» **Work to be completed**: Among the entries below, count the lines where the string "oder" occurs, and give only the number.

(Data excerpts)
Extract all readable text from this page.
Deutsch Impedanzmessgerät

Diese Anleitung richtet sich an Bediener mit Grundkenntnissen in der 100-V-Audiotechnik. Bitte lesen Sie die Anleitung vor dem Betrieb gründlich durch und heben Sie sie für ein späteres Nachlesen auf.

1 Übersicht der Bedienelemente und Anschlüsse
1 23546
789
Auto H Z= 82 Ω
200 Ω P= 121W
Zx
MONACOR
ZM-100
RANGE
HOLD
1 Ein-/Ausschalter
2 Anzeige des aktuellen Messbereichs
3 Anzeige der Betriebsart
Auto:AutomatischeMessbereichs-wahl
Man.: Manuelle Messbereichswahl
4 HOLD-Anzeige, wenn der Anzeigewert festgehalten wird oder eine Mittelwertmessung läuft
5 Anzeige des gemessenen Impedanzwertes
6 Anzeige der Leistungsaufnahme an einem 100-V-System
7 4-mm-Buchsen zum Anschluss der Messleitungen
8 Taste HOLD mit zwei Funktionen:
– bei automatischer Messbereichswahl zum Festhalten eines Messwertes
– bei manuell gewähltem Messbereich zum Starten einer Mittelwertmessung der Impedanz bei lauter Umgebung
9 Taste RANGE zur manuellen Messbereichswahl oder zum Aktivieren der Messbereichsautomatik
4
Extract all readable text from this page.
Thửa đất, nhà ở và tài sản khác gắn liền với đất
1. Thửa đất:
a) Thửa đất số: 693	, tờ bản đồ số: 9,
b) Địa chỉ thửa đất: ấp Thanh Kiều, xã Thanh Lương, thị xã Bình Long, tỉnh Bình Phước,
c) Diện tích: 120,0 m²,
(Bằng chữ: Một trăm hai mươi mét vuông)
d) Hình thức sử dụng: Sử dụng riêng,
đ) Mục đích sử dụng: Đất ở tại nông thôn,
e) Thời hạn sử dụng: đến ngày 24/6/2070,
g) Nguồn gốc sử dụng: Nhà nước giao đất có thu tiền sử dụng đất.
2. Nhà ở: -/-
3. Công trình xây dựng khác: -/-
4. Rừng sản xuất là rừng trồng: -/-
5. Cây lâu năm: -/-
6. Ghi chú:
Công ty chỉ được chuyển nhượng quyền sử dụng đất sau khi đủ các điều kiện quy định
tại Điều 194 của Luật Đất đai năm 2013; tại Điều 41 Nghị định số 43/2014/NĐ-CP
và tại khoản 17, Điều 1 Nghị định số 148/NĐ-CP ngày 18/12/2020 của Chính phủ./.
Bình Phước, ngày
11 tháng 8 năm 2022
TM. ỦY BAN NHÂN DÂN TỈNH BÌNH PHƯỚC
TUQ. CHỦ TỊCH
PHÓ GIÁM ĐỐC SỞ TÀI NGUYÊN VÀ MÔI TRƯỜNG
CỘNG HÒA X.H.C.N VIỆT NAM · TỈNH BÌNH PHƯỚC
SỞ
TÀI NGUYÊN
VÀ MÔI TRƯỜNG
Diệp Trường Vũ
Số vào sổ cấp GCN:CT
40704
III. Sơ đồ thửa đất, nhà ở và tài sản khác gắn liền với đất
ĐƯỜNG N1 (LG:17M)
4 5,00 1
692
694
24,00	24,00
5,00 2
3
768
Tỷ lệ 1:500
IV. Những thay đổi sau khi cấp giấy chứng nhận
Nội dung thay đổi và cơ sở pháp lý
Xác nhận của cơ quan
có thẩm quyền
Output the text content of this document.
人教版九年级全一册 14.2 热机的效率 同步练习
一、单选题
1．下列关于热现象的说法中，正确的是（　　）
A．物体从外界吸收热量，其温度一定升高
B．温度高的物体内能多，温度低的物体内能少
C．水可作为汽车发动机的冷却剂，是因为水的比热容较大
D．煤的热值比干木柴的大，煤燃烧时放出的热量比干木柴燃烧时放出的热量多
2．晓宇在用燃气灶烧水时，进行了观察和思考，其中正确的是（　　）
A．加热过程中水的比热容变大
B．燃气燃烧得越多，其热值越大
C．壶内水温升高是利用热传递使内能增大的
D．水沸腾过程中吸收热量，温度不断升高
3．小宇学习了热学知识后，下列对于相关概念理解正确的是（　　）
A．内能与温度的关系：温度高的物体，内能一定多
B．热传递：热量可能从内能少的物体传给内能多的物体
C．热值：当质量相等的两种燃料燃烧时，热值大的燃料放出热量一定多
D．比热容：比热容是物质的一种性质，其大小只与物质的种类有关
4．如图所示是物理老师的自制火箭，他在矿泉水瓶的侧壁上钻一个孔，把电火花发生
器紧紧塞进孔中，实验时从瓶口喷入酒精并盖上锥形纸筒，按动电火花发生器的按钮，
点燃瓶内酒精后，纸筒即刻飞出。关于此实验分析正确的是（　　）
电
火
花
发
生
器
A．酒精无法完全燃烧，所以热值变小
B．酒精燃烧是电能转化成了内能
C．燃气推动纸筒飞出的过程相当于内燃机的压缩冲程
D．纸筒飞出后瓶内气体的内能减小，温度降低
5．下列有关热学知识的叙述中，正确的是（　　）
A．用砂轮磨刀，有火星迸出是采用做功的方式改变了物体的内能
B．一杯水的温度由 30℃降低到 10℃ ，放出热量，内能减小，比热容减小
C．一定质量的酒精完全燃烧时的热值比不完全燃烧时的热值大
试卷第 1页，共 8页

» **Exercise answer**: 2